### Task directions
Retype all of the listing exactly, passing over any picture you find.
━━━ Information given
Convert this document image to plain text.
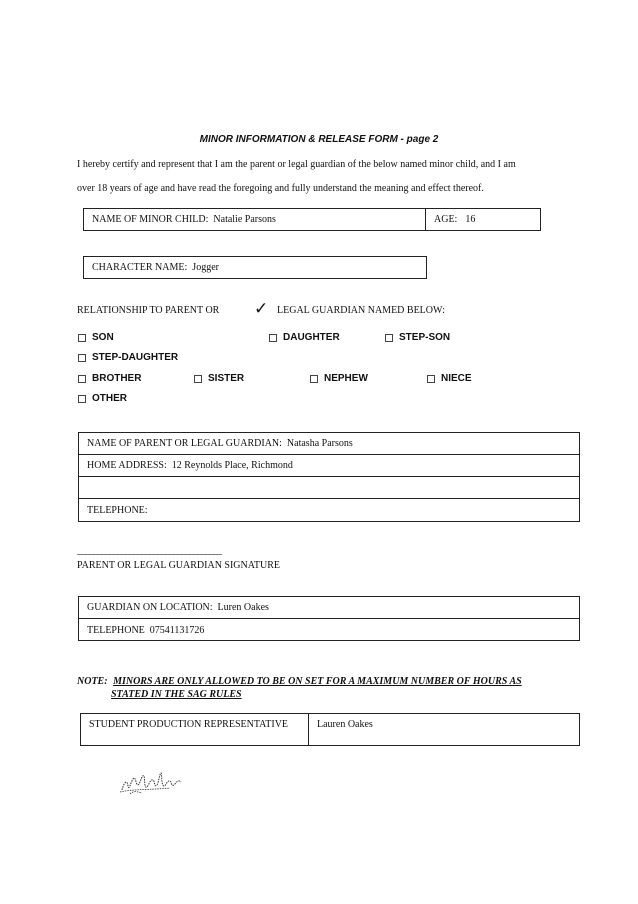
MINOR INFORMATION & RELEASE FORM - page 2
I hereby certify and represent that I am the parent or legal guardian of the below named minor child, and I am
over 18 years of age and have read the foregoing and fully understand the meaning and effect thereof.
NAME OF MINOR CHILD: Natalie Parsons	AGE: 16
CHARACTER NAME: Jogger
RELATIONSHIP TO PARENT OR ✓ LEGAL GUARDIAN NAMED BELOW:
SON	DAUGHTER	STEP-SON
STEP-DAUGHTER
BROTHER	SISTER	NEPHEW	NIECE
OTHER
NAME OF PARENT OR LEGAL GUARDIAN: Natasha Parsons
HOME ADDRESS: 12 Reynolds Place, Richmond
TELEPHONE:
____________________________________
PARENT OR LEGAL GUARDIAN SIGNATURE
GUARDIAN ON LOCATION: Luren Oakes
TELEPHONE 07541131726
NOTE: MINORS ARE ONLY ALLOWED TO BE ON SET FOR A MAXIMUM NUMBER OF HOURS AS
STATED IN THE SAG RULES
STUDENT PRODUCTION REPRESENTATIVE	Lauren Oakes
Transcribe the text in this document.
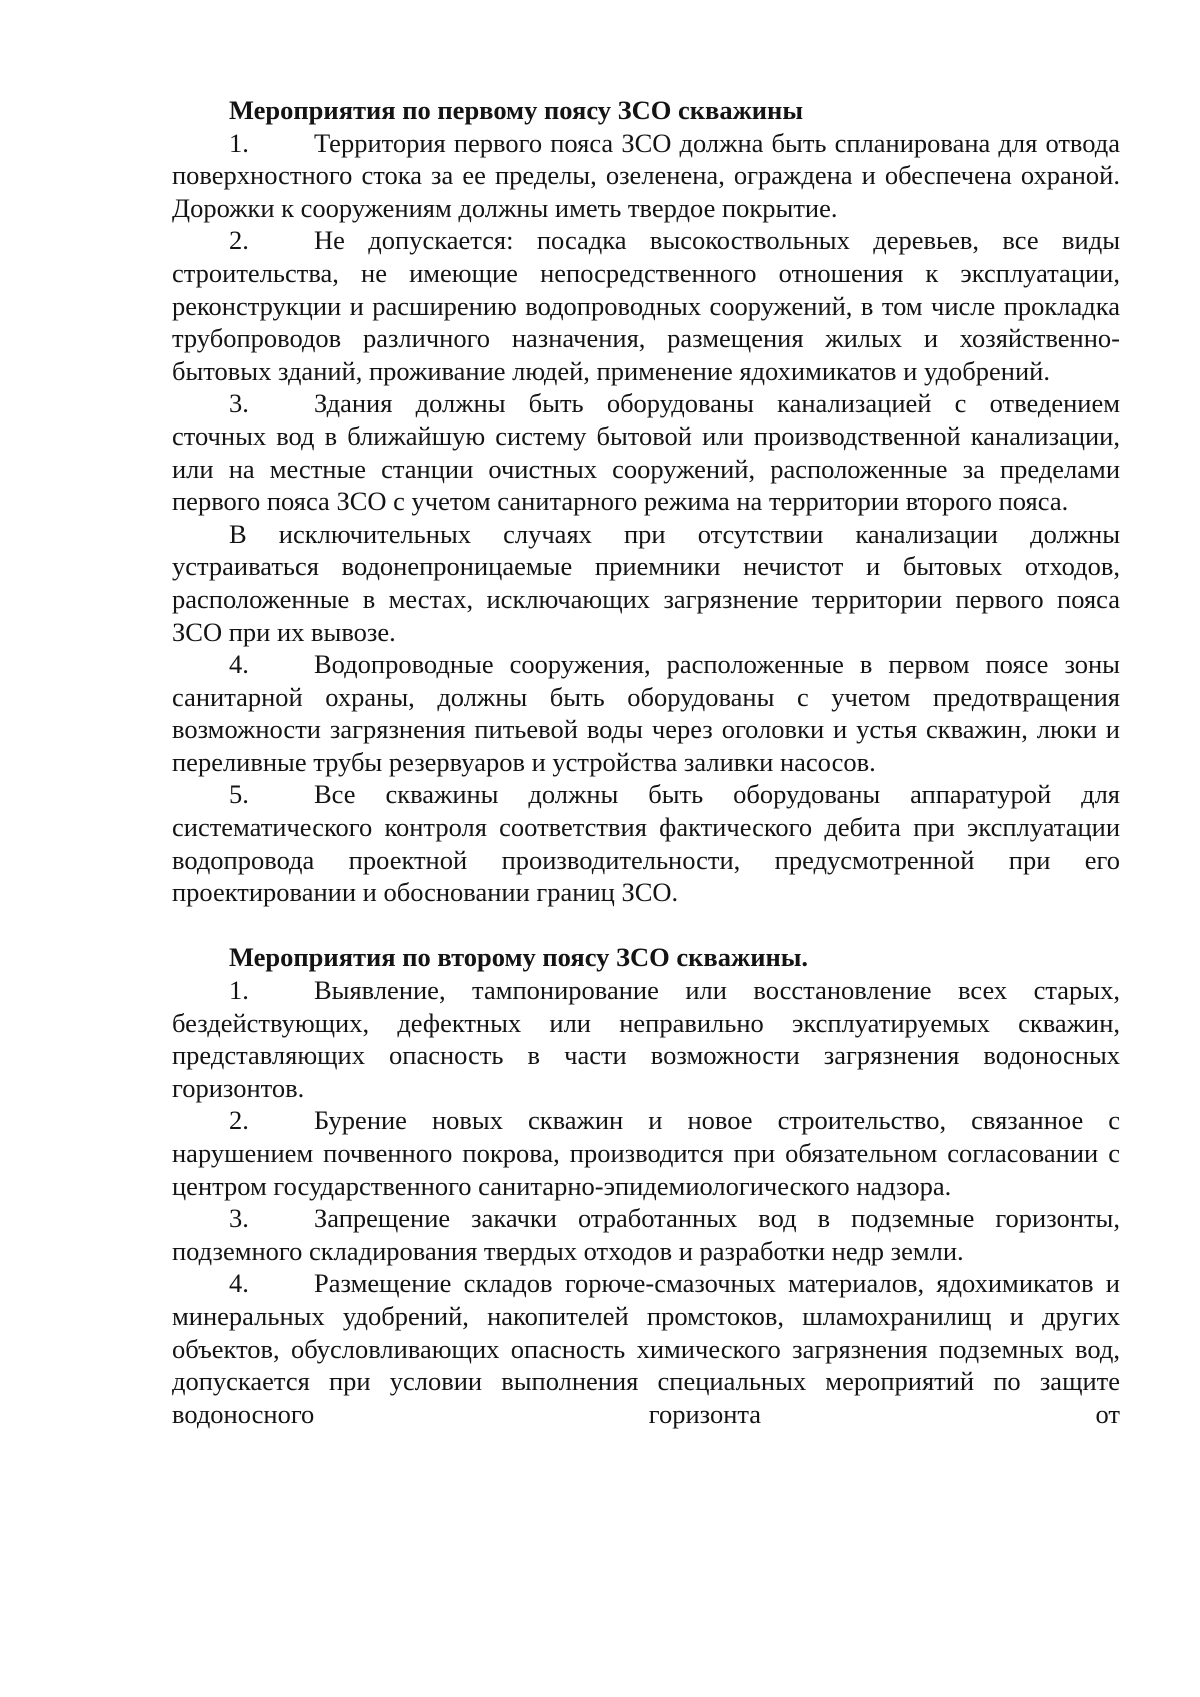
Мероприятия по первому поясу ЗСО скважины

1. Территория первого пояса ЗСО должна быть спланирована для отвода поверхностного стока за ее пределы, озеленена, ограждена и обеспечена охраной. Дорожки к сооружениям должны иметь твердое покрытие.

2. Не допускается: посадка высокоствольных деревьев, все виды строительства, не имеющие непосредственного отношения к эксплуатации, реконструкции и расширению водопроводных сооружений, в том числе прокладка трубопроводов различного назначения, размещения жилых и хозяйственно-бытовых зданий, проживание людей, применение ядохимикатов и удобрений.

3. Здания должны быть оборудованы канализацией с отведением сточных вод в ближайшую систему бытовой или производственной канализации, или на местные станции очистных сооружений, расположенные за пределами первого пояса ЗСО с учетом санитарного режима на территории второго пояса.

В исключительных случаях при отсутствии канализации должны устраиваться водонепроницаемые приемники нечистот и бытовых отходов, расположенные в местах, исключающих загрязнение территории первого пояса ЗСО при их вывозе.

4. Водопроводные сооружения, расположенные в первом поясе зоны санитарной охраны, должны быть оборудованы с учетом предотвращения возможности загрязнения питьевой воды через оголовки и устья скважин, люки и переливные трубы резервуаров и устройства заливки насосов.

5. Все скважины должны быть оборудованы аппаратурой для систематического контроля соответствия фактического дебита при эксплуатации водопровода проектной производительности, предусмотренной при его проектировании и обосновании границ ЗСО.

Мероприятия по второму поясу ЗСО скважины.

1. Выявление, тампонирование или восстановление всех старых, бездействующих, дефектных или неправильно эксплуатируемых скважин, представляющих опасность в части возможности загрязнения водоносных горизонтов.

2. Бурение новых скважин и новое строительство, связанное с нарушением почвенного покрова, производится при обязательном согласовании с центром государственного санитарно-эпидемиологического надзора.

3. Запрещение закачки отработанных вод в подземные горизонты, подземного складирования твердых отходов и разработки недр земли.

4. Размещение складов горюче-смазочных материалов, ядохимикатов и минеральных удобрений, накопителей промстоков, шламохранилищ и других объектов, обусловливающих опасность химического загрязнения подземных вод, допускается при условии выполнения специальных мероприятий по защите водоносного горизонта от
━━━━━━
### Answer below
Convert this document image to plain text.
MINOR INFORMATION & RELEASE FORM - page 2
I hereby certify and represent that I am the parent or legal guardian of the below named minor child, and I am
over 18 years of age and have read the foregoing and fully understand the meaning and effect thereof.
NAME OF MINOR CHILD: Natalie Parsons	AGE: 16
CHARACTER NAME: Jogger
RELATIONSHIP TO PARENT OR ✓ LEGAL GUARDIAN NAMED BELOW:
SON	DAUGHTER	STEP-SON
STEP-DAUGHTER
BROTHER	SISTER	NEPHEW	NIECE
OTHER
NAME OF PARENT OR LEGAL GUARDIAN: Natasha Parsons
HOME ADDRESS: 12 Reynolds Place, Richmond
TELEPHONE:
____________________________________
PARENT OR LEGAL GUARDIAN SIGNATURE
GUARDIAN ON LOCATION: Luren Oakes
TELEPHONE 07541131726
NOTE: MINORS ARE ONLY ALLOWED TO BE ON SET FOR A MAXIMUM NUMBER OF HOURS AS
STATED IN THE SAG RULES
STUDENT PRODUCTION REPRESENTATIVE	Lauren Oakes
Transcribe the text in this document.
Мероприятия по первому поясу ЗСО скважины

1. Территория первого пояса ЗСО должна быть спланирована для отвода поверхностного стока за ее пределы, озеленена, ограждена и обеспечена охраной. Дорожки к сооружениям должны иметь твердое покрытие.

2. Не допускается: посадка высокоствольных деревьев, все виды строительства, не имеющие непосредственного отношения к эксплуатации, реконструкции и расширению водопроводных сооружений, в том числе прокладка трубопроводов различного назначения, размещения жилых и хозяйственно-бытовых зданий, проживание людей, применение ядохимикатов и удобрений.

3. Здания должны быть оборудованы канализацией с отведением сточных вод в ближайшую систему бытовой или производственной канализации, или на местные станции очистных сооружений, расположенные за пределами первого пояса ЗСО с учетом санитарного режима на территории второго пояса.

В исключительных случаях при отсутствии канализации должны устраиваться водонепроницаемые приемники нечистот и бытовых отходов, расположенные в местах, исключающих загрязнение территории первого пояса ЗСО при их вывозе.

4. Водопроводные сооружения, расположенные в первом поясе зоны санитарной охраны, должны быть оборудованы с учетом предотвращения возможности загрязнения питьевой воды через оголовки и устья скважин, люки и переливные трубы резервуаров и устройства заливки насосов.

5. Все скважины должны быть оборудованы аппаратурой для систематического контроля соответствия фактического дебита при эксплуатации водопровода проектной производительности, предусмотренной при его проектировании и обосновании границ ЗСО.

Мероприятия по второму поясу ЗСО скважины.

1. Выявление, тампонирование или восстановление всех старых, бездействующих, дефектных или неправильно эксплуатируемых скважин, представляющих опасность в части возможности загрязнения водоносных горизонтов.

2. Бурение новых скважин и новое строительство, связанное с нарушением почвенного покрова, производится при обязательном согласовании с центром государственного санитарно-эпидемиологического надзора.

3. Запрещение закачки отработанных вод в подземные горизонты, подземного складирования твердых отходов и разработки недр земли.

4. Размещение складов горюче-смазочных материалов, ядохимикатов и минеральных удобрений, накопителей промстоков, шламохранилищ и других объектов, обусловливающих опасность химического загрязнения подземных вод, допускается при условии выполнения специальных мероприятий по защите водоносного горизонта от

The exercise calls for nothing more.